Dataset excerpt
- - - - - - -

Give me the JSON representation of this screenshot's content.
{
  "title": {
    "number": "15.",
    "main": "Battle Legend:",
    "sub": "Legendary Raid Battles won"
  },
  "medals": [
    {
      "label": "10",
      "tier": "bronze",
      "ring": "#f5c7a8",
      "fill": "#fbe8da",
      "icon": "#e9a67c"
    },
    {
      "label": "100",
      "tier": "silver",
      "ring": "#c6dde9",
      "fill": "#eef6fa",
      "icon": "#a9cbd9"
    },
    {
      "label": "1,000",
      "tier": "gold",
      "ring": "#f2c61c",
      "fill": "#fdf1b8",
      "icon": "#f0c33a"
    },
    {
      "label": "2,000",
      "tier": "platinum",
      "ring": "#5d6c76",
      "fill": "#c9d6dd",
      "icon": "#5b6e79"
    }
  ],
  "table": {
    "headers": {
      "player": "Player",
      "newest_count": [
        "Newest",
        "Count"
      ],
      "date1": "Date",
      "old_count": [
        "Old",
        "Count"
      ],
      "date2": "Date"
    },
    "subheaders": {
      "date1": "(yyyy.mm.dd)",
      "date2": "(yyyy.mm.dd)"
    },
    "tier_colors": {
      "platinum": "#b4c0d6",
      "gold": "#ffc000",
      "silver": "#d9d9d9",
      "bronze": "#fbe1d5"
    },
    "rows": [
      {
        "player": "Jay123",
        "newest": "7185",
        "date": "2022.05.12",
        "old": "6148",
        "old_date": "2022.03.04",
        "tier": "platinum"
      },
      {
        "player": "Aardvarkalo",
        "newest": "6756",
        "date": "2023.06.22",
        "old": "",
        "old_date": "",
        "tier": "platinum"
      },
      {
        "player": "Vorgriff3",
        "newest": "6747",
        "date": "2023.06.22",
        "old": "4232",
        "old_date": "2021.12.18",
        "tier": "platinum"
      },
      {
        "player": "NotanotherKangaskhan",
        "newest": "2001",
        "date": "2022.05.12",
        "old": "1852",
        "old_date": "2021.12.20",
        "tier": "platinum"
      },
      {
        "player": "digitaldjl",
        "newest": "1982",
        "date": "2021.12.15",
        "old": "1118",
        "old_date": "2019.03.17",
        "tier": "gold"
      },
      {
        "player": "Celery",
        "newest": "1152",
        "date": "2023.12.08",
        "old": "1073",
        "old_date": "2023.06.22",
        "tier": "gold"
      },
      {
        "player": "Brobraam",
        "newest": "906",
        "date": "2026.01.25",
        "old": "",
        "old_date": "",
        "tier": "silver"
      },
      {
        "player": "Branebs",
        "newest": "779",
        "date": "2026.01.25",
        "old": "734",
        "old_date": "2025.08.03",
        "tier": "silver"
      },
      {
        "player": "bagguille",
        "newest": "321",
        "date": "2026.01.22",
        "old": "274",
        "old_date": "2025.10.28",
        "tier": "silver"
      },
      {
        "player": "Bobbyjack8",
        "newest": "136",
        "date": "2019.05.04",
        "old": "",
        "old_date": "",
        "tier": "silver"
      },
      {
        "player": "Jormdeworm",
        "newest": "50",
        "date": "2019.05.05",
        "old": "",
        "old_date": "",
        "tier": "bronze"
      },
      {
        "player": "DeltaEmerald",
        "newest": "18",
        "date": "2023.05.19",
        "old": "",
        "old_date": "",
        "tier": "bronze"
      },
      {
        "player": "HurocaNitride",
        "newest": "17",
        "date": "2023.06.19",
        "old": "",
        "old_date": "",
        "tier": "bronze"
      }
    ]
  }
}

- - - - - - -

INSTRUCTIONS FOR THE TASK: Return the entries above exactly as they appear.

SOLUTION BELOW:
Give me the JSON representation of this screenshot's content.
{
  "title": {
    "number": "15.",
    "main": "Battle Legend:",
    "sub": "Legendary Raid Battles won"
  },
  "medals": [
    {
      "label": "10",
      "tier": "bronze",
      "ring": "#f5c7a8",
      "fill": "#fbe8da",
      "icon": "#e9a67c"
    },
    {
      "label": "100",
      "tier": "silver",
      "ring": "#c6dde9",
      "fill": "#eef6fa",
      "icon": "#a9cbd9"
    },
    {
      "label": "1,000",
      "tier": "gold",
      "ring": "#f2c61c",
      "fill": "#fdf1b8",
      "icon": "#f0c33a"
    },
    {
      "label": "2,000",
      "tier": "platinum",
      "ring": "#5d6c76",
      "fill": "#c9d6dd",
      "icon": "#5b6e79"
    }
  ],
  "table": {
    "headers": {
      "player": "Player",
      "newest_count": [
        "Newest",
        "Count"
      ],
      "date1": "Date",
      "old_count": [
        "Old",
        "Count"
      ],
      "date2": "Date"
    },
    "subheaders": {
      "date1": "(yyyy.mm.dd)",
      "date2": "(yyyy.mm.dd)"
    },
    "tier_colors": {
      "platinum": "#b4c0d6",
      "gold": "#ffc000",
      "silver": "#d9d9d9",
      "bronze": "#fbe1d5"
    },
    "rows": [
      {
        "player": "Jay123",
        "newest": "7185",
        "date": "2022.05.12",
        "old": "6148",
        "old_date": "2022.03.04",
        "tier": "platinum"
      },
      {
        "player": "Aardvarkalo",
        "newest": "6756",
        "date": "2023.06.22",
        "old": "",
        "old_date": "",
        "tier": "platinum"
      },
      {
        "player": "Vorgriff3",
        "newest": "6747",
        "date": "2023.06.22",
        "old": "4232",
        "old_date": "2021.12.18",
        "tier": "platinum"
      },
      {
        "player": "NotanotherKangaskhan",
        "newest": "2001",
        "date": "2022.05.12",
        "old": "1852",
        "old_date": "2021.12.20",
        "tier": "platinum"
      },
      {
        "player": "digitaldjl",
        "newest": "1982",
        "date": "2021.12.15",
        "old": "1118",
        "old_date": "2019.03.17",
        "tier": "gold"
      },
      {
        "player": "Celery",
        "newest": "1152",
        "date": "2023.12.08",
        "old": "1073",
        "old_date": "2023.06.22",
        "tier": "gold"
      },
      {
        "player": "Brobraam",
        "newest": "906",
        "date": "2026.01.25",
        "old": "",
        "old_date": "",
        "tier": "silver"
      },
      {
        "player": "Branebs",
        "newest": "779",
        "date": "2026.01.25",
        "old": "734",
        "old_date": "2025.08.03",
        "tier": "silver"
      },
      {
        "player": "bagguille",
        "newest": "321",
        "date": "2026.01.22",
        "old": "274",
        "old_date": "2025.10.28",
        "tier": "silver"
      },
      {
        "player": "Bobbyjack8",
        "newest": "136",
        "date": "2019.05.04",
        "old": "",
        "old_date": "",
        "tier": "silver"
      },
      {
        "player": "Jormdeworm",
        "newest": "50",
        "date": "2019.05.05",
        "old": "",
        "old_date": "",
        "tier": "bronze"
      },
      {
        "player": "DeltaEmerald",
        "newest": "18",
        "date": "2023.05.19",
        "old": "",
        "old_date": "",
        "tier": "bronze"
      },
      {
        "player": "HurocaNitride",
        "newest": "17",
        "date": "2023.06.19",
        "old": "",
        "old_date": "",
        "tier": "bronze"
      }
    ]
  }
}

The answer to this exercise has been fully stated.